#### INSTRUCTIONS FOR THE TASK:
Copy each line that contains the word "median".

#### EXERCISE DATA:
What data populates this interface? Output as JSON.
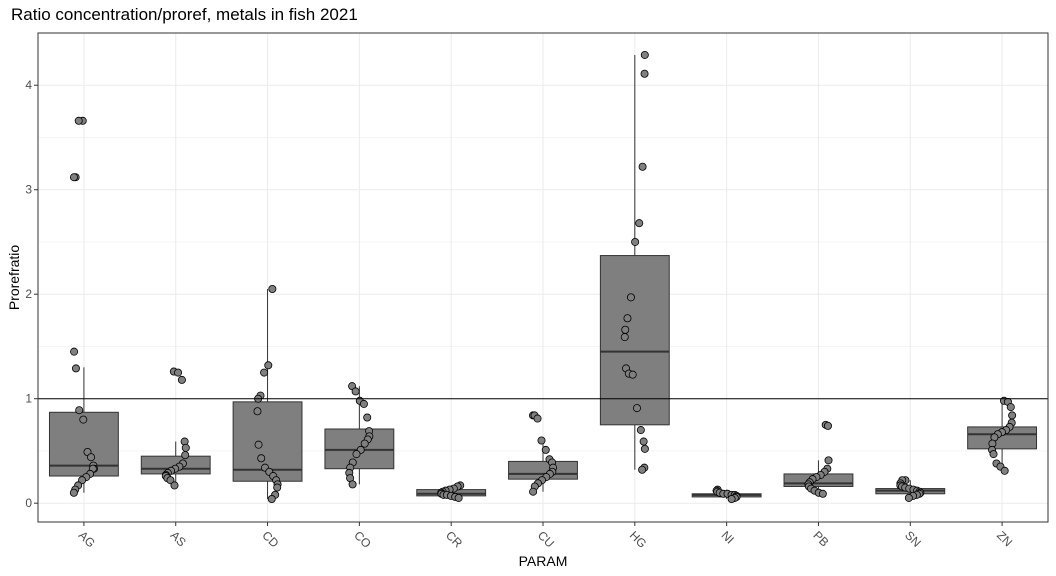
{
  "chart_data": {
    "type": "box",
    "title": "Ratio concentration/proref, metals in fish 2021",
    "xlabel": "PARAM",
    "ylabel": "Prorefratio",
    "ylim": [
      -0.18,
      4.5
    ],
    "yticks": [
      0,
      1,
      2,
      3,
      4
    ],
    "reference_line": 1,
    "grid": true,
    "box_color": "#7f7f7f",
    "point_color": "#808080",
    "categories": [
      "AG",
      "AS",
      "CD",
      "CO",
      "CR",
      "CU",
      "HG",
      "NI",
      "PB",
      "SN",
      "ZN"
    ],
    "boxes": [
      {
        "q1": 0.26,
        "median": 0.36,
        "q3": 0.87,
        "whisker_low": 0.1,
        "whisker_high": 1.3
      },
      {
        "q1": 0.28,
        "median": 0.33,
        "q3": 0.45,
        "whisker_low": 0.17,
        "whisker_high": 0.59
      },
      {
        "q1": 0.21,
        "median": 0.32,
        "q3": 0.97,
        "whisker_low": 0.04,
        "whisker_high": 2.05
      },
      {
        "q1": 0.33,
        "median": 0.51,
        "q3": 0.71,
        "whisker_low": 0.18,
        "whisker_high": 1.12
      },
      {
        "q1": 0.07,
        "median": 0.09,
        "q3": 0.13,
        "whisker_low": 0.05,
        "whisker_high": 0.17
      },
      {
        "q1": 0.23,
        "median": 0.28,
        "q3": 0.4,
        "whisker_low": 0.11,
        "whisker_high": 0.6
      },
      {
        "q1": 0.75,
        "median": 1.45,
        "q3": 2.37,
        "whisker_low": 0.32,
        "whisker_high": 4.29
      },
      {
        "q1": 0.06,
        "median": 0.08,
        "q3": 0.09,
        "whisker_low": 0.04,
        "whisker_high": 0.13
      },
      {
        "q1": 0.16,
        "median": 0.19,
        "q3": 0.28,
        "whisker_low": 0.09,
        "whisker_high": 0.41
      },
      {
        "q1": 0.09,
        "median": 0.12,
        "q3": 0.14,
        "whisker_low": 0.05,
        "whisker_high": 0.22
      },
      {
        "q1": 0.52,
        "median": 0.66,
        "q3": 0.73,
        "whisker_low": 0.31,
        "whisker_high": 0.98
      }
    ],
    "points": [
      [
        3.66,
        3.66,
        3.12,
        3.12,
        1.45,
        1.29,
        0.89,
        0.8,
        0.49,
        0.44,
        0.36,
        0.33,
        0.33,
        0.28,
        0.25,
        0.22,
        0.17,
        0.13,
        0.1
      ],
      [
        1.26,
        1.25,
        1.18,
        0.59,
        0.53,
        0.46,
        0.38,
        0.35,
        0.33,
        0.31,
        0.29,
        0.27,
        0.26,
        0.24,
        0.22,
        0.17
      ],
      [
        2.05,
        1.32,
        1.25,
        1.03,
        1.0,
        0.88,
        0.56,
        0.43,
        0.34,
        0.3,
        0.26,
        0.22,
        0.18,
        0.15,
        0.08,
        0.04
      ],
      [
        1.12,
        1.07,
        0.98,
        0.95,
        0.82,
        0.69,
        0.64,
        0.61,
        0.57,
        0.51,
        0.47,
        0.39,
        0.34,
        0.29,
        0.24,
        0.18
      ],
      [
        0.17,
        0.16,
        0.14,
        0.13,
        0.12,
        0.11,
        0.1,
        0.09,
        0.08,
        0.08,
        0.07,
        0.06,
        0.05
      ],
      [
        0.84,
        0.84,
        0.81,
        0.6,
        0.51,
        0.42,
        0.39,
        0.34,
        0.3,
        0.28,
        0.25,
        0.22,
        0.19,
        0.16,
        0.11
      ],
      [
        4.29,
        4.11,
        3.22,
        2.68,
        2.5,
        1.97,
        1.77,
        1.66,
        1.59,
        1.29,
        1.24,
        1.23,
        0.91,
        0.7,
        0.59,
        0.52,
        0.34,
        0.32
      ],
      [
        0.13,
        0.12,
        0.11,
        0.1,
        0.09,
        0.09,
        0.08,
        0.08,
        0.07,
        0.06,
        0.05,
        0.04
      ],
      [
        0.75,
        0.74,
        0.41,
        0.33,
        0.3,
        0.27,
        0.25,
        0.23,
        0.2,
        0.18,
        0.16,
        0.14,
        0.12,
        0.1,
        0.09
      ],
      [
        0.22,
        0.22,
        0.19,
        0.17,
        0.16,
        0.15,
        0.14,
        0.13,
        0.12,
        0.11,
        0.1,
        0.09,
        0.08,
        0.07,
        0.05
      ],
      [
        0.98,
        0.97,
        0.92,
        0.84,
        0.77,
        0.73,
        0.7,
        0.68,
        0.66,
        0.63,
        0.57,
        0.51,
        0.47,
        0.38,
        0.35,
        0.31
      ]
    ]
  }
}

#### RESULT OF THIS EXERCISE:
        "median": 0.36,
        "median": 0.33,
        "median": 0.32,
        "median": 0.51,
        "median": 0.09,
        "median": 0.28,
        "median": 1.45,
        "median": 0.08,
        "median": 0.19,
        "median": 0.12,
        "median": 0.66,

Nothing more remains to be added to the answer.